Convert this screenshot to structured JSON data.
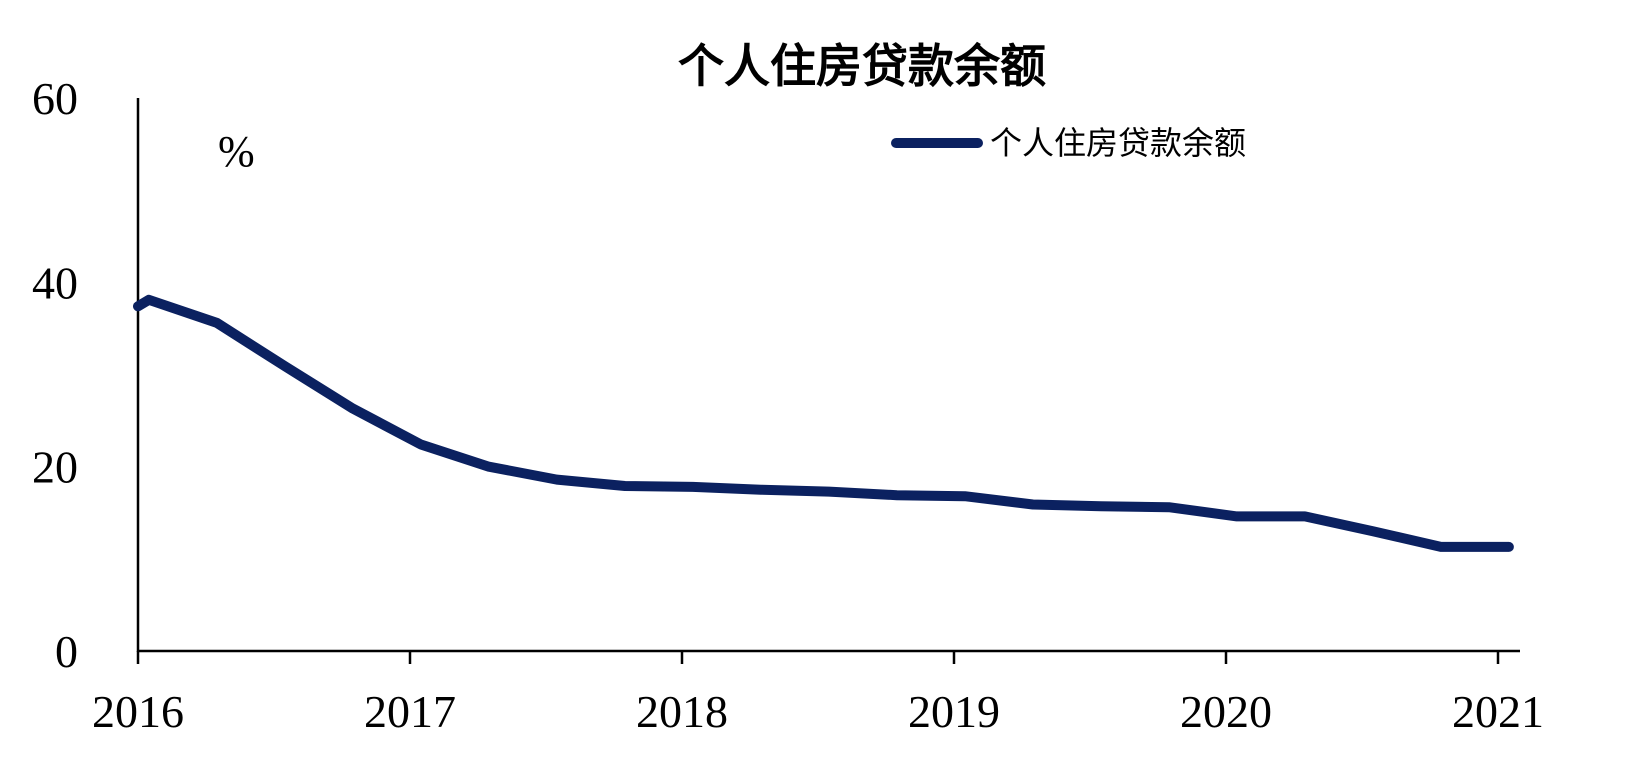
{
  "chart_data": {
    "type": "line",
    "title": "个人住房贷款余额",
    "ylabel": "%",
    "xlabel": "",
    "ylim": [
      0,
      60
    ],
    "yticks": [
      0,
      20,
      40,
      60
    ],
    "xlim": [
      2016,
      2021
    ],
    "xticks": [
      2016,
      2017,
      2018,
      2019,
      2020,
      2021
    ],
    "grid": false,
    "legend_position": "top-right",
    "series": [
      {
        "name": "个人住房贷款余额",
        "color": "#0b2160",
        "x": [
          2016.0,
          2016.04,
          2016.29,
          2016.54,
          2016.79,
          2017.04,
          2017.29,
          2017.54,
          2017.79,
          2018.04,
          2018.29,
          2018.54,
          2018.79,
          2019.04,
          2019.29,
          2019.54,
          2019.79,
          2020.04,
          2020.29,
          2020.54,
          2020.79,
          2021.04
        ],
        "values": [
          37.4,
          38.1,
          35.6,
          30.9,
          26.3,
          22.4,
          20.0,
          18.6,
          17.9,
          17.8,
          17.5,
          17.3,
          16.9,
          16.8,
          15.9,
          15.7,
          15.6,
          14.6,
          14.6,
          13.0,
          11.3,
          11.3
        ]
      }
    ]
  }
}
==
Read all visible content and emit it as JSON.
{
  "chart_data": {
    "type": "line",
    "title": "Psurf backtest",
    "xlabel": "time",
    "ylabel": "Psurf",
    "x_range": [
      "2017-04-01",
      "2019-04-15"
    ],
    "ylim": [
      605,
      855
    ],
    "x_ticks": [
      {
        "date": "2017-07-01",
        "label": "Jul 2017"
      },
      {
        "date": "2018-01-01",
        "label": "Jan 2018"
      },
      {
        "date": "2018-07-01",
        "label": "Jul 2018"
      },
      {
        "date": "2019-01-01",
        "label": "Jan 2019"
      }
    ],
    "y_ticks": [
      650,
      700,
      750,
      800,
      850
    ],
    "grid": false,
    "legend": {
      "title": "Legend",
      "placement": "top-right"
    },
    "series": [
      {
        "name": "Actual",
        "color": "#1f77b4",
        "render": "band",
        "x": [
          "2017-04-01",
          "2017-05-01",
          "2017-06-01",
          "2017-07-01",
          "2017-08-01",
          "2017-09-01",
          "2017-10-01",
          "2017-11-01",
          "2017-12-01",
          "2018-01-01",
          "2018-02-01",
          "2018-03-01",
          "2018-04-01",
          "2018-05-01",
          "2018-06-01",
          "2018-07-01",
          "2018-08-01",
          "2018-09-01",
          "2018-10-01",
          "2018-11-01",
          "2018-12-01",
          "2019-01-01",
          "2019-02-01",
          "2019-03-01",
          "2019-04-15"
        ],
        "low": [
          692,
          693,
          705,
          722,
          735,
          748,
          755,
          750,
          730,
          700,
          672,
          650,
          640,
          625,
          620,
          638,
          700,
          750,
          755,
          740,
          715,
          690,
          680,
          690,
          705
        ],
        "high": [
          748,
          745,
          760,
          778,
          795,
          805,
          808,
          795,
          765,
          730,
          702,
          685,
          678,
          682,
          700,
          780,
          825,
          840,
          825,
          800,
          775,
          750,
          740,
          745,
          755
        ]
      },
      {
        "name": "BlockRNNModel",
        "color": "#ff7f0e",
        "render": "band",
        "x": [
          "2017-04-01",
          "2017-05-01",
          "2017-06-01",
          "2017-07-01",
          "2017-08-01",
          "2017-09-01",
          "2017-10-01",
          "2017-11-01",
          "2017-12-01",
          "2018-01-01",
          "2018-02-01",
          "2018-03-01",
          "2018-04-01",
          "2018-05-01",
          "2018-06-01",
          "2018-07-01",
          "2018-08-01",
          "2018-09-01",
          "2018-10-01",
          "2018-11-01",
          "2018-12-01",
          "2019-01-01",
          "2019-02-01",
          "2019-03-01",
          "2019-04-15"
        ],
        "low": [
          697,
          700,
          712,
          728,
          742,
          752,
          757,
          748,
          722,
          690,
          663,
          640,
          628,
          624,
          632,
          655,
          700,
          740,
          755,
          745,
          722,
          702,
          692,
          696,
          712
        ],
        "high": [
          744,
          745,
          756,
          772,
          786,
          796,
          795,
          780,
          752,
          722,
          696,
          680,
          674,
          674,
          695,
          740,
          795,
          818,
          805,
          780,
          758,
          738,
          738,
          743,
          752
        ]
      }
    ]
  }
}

Work to complete:
From the data above, pick out each line containing "title" and copy it.

Response below:
    "title": "个人住房贷款余额",
    "title": "Psurf backtest",
      "title": "Legend",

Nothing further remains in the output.